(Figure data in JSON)

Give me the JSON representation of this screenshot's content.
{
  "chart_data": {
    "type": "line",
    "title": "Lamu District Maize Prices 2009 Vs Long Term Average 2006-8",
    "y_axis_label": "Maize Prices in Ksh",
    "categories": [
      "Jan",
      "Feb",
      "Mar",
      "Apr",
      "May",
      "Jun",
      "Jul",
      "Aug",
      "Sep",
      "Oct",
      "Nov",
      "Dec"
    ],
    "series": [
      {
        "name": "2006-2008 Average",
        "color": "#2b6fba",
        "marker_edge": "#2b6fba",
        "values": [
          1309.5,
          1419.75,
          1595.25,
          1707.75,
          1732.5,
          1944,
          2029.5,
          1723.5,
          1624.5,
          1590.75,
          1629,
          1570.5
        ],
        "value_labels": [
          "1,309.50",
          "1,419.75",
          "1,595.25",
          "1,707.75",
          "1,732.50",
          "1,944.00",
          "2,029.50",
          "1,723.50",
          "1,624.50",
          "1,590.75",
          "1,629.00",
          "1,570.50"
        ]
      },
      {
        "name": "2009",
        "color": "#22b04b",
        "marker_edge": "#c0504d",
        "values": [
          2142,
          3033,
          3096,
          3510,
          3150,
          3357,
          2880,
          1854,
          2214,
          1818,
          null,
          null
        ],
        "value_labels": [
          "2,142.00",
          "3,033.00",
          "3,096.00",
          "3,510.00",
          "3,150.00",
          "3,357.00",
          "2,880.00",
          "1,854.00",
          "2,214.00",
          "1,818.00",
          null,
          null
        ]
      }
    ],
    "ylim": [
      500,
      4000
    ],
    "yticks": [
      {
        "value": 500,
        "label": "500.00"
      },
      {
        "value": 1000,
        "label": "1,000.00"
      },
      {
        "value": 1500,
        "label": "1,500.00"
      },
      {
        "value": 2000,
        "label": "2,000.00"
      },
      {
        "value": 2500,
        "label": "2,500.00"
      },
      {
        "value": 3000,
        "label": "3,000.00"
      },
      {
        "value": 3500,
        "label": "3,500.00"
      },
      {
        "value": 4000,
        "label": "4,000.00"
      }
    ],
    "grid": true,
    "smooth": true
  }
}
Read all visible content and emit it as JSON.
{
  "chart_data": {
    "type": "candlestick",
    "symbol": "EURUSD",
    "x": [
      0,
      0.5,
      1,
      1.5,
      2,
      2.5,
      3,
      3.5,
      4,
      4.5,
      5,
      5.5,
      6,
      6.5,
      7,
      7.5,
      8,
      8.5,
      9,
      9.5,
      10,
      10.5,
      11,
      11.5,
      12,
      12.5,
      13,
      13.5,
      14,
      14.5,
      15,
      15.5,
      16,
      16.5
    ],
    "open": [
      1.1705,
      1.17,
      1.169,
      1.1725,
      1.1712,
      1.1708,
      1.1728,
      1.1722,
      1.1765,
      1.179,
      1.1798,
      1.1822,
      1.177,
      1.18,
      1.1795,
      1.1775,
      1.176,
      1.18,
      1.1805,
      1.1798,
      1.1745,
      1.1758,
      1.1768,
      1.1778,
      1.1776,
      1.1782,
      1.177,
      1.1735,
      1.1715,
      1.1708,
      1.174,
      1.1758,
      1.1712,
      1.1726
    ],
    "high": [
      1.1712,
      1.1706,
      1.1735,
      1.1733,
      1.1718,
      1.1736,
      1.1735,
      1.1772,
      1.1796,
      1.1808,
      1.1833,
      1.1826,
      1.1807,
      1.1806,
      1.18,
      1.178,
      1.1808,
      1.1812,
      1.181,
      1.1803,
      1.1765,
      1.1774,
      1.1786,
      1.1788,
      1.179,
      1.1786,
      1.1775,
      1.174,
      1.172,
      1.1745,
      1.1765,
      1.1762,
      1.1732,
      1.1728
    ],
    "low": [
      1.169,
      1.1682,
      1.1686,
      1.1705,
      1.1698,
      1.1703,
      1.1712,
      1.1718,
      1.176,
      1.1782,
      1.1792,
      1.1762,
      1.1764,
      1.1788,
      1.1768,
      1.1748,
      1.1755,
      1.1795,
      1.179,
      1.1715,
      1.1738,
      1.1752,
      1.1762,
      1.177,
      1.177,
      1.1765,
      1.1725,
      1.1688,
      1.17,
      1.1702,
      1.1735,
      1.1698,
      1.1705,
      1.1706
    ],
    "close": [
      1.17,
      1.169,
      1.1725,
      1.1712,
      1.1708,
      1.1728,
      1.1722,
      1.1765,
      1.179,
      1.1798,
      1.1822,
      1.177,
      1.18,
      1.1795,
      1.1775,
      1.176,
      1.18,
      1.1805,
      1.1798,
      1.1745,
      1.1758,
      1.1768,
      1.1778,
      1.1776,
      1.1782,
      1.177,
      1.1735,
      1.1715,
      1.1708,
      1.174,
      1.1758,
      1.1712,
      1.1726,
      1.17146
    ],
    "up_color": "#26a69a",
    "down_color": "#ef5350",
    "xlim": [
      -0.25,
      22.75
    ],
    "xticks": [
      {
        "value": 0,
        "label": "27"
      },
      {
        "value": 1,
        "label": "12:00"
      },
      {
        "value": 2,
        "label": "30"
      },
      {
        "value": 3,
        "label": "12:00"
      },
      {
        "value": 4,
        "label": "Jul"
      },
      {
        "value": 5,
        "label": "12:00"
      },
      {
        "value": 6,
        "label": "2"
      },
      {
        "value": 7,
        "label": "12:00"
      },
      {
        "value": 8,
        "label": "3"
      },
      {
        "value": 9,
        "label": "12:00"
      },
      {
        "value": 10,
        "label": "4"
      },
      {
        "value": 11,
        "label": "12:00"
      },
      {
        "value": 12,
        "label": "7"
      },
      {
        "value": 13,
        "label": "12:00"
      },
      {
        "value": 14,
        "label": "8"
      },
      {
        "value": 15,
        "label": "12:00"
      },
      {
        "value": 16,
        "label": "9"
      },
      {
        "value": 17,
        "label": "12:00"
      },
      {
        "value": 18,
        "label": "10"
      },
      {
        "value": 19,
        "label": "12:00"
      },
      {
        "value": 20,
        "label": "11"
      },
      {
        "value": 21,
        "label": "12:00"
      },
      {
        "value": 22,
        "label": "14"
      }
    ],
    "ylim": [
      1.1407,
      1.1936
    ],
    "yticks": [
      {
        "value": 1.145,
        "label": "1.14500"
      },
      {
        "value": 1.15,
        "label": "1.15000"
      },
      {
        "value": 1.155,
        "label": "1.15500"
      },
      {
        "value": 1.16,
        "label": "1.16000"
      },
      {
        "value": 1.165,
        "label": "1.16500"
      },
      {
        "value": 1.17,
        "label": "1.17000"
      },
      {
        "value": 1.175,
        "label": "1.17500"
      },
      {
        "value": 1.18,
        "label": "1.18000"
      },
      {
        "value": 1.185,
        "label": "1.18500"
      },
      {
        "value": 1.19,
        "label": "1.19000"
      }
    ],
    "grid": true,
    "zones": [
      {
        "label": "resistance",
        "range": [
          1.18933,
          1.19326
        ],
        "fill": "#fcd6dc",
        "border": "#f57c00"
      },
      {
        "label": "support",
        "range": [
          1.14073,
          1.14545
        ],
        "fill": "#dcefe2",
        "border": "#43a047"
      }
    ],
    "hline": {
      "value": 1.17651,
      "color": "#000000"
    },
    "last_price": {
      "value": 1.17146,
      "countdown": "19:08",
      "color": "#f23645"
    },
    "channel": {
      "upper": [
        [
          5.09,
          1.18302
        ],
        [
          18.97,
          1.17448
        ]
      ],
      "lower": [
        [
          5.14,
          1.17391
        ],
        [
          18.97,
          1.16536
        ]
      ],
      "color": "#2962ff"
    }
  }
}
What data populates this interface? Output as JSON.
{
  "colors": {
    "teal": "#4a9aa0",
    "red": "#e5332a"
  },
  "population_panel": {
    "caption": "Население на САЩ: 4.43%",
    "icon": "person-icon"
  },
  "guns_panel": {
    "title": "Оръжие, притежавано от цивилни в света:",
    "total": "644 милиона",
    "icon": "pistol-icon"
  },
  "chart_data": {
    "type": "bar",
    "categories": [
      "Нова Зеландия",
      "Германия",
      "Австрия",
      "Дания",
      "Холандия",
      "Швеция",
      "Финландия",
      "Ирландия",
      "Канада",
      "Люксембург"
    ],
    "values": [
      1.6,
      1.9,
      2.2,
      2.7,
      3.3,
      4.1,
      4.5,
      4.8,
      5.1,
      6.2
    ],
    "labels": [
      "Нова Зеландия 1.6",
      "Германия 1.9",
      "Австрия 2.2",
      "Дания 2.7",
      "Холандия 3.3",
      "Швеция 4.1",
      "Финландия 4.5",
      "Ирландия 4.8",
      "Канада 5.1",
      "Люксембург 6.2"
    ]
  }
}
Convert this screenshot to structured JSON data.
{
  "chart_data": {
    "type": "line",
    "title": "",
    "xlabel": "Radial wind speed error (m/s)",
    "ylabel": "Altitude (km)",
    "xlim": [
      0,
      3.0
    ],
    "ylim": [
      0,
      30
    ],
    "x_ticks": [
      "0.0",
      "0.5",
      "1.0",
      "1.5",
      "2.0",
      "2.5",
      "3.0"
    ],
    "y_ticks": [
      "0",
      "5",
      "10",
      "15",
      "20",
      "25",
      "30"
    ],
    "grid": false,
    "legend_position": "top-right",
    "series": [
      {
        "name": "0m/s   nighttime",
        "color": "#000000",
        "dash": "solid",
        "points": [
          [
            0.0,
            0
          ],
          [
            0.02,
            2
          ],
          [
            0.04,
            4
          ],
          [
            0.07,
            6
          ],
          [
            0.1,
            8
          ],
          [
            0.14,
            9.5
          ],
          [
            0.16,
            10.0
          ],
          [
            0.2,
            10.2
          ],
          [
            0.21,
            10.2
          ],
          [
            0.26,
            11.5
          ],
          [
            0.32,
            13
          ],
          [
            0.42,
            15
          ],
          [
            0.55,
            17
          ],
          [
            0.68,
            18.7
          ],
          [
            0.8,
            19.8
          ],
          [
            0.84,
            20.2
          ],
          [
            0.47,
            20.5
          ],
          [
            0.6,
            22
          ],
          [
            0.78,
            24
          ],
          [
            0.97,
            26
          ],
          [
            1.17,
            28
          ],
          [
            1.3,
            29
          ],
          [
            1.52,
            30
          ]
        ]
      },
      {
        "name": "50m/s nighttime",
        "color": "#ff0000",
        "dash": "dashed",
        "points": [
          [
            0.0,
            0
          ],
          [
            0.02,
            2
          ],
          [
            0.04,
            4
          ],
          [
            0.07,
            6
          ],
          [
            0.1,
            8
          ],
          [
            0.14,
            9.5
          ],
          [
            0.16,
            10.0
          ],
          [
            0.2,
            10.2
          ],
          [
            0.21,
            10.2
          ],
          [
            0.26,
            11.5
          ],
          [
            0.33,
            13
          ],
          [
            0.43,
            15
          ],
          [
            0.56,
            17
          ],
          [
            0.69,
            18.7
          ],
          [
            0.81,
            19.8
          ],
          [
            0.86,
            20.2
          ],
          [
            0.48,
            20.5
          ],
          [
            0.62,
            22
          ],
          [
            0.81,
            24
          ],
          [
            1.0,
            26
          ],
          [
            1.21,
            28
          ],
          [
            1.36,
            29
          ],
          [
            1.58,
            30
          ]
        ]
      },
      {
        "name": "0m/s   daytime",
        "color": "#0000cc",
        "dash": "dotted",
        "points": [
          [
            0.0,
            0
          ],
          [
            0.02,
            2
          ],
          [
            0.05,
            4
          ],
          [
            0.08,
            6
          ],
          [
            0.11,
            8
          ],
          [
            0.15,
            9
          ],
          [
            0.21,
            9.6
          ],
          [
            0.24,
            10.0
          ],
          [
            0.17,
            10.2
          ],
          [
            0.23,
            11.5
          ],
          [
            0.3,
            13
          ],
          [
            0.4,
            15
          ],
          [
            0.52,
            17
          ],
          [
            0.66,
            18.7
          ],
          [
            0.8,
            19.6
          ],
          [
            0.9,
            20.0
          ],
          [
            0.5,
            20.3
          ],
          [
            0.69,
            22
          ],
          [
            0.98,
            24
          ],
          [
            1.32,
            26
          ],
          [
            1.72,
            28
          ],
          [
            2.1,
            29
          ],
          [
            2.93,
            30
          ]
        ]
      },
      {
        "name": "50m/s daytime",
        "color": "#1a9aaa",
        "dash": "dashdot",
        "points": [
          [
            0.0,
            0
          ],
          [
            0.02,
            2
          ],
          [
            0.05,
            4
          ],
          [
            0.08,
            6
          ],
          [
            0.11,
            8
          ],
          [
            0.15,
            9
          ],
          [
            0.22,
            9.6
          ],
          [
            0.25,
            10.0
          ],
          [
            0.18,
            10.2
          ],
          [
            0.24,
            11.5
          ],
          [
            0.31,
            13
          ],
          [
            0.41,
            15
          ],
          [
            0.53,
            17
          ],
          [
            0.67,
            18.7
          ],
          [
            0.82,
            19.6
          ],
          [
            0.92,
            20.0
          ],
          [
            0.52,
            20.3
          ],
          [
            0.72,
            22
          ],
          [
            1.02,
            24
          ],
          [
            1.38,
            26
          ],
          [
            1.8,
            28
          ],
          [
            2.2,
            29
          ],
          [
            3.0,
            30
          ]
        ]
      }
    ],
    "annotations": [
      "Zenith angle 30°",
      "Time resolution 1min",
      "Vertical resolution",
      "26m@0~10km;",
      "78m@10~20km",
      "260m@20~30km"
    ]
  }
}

What you are asked to do ▸ Lines containing the string "dash" are to be selected and copied.

Exercise result ▸
        "dash": "solid",
        "dash": "dashed",
        "dash": "dotted",
        "dash": "dashdot",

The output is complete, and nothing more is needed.